▶ Given instruction: Copy each entry as it stands, leaving nothing out.

▶ Data provided:
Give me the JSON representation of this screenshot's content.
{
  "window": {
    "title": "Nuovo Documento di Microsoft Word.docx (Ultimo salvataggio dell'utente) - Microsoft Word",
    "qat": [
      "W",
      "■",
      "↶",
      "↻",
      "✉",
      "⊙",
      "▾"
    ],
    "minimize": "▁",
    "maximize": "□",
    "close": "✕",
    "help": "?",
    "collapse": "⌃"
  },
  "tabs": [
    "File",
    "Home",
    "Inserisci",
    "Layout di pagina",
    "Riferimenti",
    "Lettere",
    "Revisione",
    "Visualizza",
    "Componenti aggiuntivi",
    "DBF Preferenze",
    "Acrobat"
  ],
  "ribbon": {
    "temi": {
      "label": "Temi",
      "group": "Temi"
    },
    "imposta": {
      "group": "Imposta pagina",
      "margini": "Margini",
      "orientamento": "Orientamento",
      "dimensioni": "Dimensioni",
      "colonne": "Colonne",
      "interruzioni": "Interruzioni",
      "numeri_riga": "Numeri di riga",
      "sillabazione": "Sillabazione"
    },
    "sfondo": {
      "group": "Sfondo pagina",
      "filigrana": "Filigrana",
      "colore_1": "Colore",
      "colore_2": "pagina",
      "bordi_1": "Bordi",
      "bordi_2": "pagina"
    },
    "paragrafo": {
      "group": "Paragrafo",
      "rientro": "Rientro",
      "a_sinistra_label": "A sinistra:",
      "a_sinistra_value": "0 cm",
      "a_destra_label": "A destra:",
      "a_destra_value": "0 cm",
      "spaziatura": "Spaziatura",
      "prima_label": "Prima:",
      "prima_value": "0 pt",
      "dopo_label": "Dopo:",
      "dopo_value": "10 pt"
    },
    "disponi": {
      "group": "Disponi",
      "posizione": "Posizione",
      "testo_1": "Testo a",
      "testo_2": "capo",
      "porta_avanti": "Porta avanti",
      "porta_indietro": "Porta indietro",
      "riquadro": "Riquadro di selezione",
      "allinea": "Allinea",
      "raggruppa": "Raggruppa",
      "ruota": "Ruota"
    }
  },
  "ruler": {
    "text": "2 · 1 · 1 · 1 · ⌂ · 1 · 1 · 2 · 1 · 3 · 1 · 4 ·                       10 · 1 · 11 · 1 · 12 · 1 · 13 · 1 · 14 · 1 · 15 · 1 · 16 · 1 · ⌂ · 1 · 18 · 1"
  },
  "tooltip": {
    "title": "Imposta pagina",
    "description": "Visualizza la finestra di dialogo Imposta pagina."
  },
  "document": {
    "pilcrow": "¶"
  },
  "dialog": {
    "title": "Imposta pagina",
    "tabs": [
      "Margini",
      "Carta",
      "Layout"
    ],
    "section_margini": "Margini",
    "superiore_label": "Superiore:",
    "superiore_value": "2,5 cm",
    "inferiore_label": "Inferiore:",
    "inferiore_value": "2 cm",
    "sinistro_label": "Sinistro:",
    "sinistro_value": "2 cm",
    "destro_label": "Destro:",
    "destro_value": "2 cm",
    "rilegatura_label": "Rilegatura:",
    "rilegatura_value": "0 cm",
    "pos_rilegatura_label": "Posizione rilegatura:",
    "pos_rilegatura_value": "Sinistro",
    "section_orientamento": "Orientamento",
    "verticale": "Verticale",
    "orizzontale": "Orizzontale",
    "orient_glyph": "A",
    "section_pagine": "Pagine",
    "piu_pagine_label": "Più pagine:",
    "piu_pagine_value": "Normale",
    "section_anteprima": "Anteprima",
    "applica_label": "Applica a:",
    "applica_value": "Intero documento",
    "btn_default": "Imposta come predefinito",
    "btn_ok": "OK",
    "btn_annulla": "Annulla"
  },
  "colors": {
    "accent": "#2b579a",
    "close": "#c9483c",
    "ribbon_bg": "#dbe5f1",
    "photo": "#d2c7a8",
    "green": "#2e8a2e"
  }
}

▶ Task answer:
Give me the JSON representation of this screenshot's content.
{
  "window": {
    "title": "Nuovo Documento di Microsoft Word.docx (Ultimo salvataggio dell'utente) - Microsoft Word",
    "qat": [
      "W",
      "■",
      "↶",
      "↻",
      "✉",
      "⊙",
      "▾"
    ],
    "minimize": "▁",
    "maximize": "□",
    "close": "✕",
    "help": "?",
    "collapse": "⌃"
  },
  "tabs": [
    "File",
    "Home",
    "Inserisci",
    "Layout di pagina",
    "Riferimenti",
    "Lettere",
    "Revisione",
    "Visualizza",
    "Componenti aggiuntivi",
    "DBF Preferenze",
    "Acrobat"
  ],
  "ribbon": {
    "temi": {
      "label": "Temi",
      "group": "Temi"
    },
    "imposta": {
      "group": "Imposta pagina",
      "margini": "Margini",
      "orientamento": "Orientamento",
      "dimensioni": "Dimensioni",
      "colonne": "Colonne",
      "interruzioni": "Interruzioni",
      "numeri_riga": "Numeri di riga",
      "sillabazione": "Sillabazione"
    },
    "sfondo": {
      "group": "Sfondo pagina",
      "filigrana": "Filigrana",
      "colore_1": "Colore",
      "colore_2": "pagina",
      "bordi_1": "Bordi",
      "bordi_2": "pagina"
    },
    "paragrafo": {
      "group": "Paragrafo",
      "rientro": "Rientro",
      "a_sinistra_label": "A sinistra:",
      "a_sinistra_value": "0 cm",
      "a_destra_label": "A destra:",
      "a_destra_value": "0 cm",
      "spaziatura": "Spaziatura",
      "prima_label": "Prima:",
      "prima_value": "0 pt",
      "dopo_label": "Dopo:",
      "dopo_value": "10 pt"
    },
    "disponi": {
      "group": "Disponi",
      "posizione": "Posizione",
      "testo_1": "Testo a",
      "testo_2": "capo",
      "porta_avanti": "Porta avanti",
      "porta_indietro": "Porta indietro",
      "riquadro": "Riquadro di selezione",
      "allinea": "Allinea",
      "raggruppa": "Raggruppa",
      "ruota": "Ruota"
    }
  },
  "ruler": {
    "text": "2 · 1 · 1 · 1 · ⌂ · 1 · 1 · 2 · 1 · 3 · 1 · 4 ·                       10 · 1 · 11 · 1 · 12 · 1 · 13 · 1 · 14 · 1 · 15 · 1 · 16 · 1 · ⌂ · 1 · 18 · 1"
  },
  "tooltip": {
    "title": "Imposta pagina",
    "description": "Visualizza la finestra di dialogo Imposta pagina."
  },
  "document": {
    "pilcrow": "¶"
  },
  "dialog": {
    "title": "Imposta pagina",
    "tabs": [
      "Margini",
      "Carta",
      "Layout"
    ],
    "section_margini": "Margini",
    "superiore_label": "Superiore:",
    "superiore_value": "2,5 cm",
    "inferiore_label": "Inferiore:",
    "inferiore_value": "2 cm",
    "sinistro_label": "Sinistro:",
    "sinistro_value": "2 cm",
    "destro_label": "Destro:",
    "destro_value": "2 cm",
    "rilegatura_label": "Rilegatura:",
    "rilegatura_value": "0 cm",
    "pos_rilegatura_label": "Posizione rilegatura:",
    "pos_rilegatura_value": "Sinistro",
    "section_orientamento": "Orientamento",
    "verticale": "Verticale",
    "orizzontale": "Orizzontale",
    "orient_glyph": "A",
    "section_pagine": "Pagine",
    "piu_pagine_label": "Più pagine:",
    "piu_pagine_value": "Normale",
    "section_anteprima": "Anteprima",
    "applica_label": "Applica a:",
    "applica_value": "Intero documento",
    "btn_default": "Imposta come predefinito",
    "btn_ok": "OK",
    "btn_annulla": "Annulla"
  },
  "colors": {
    "accent": "#2b579a",
    "close": "#c9483c",
    "ribbon_bg": "#dbe5f1",
    "photo": "#d2c7a8",
    "green": "#2e8a2e"
  }
}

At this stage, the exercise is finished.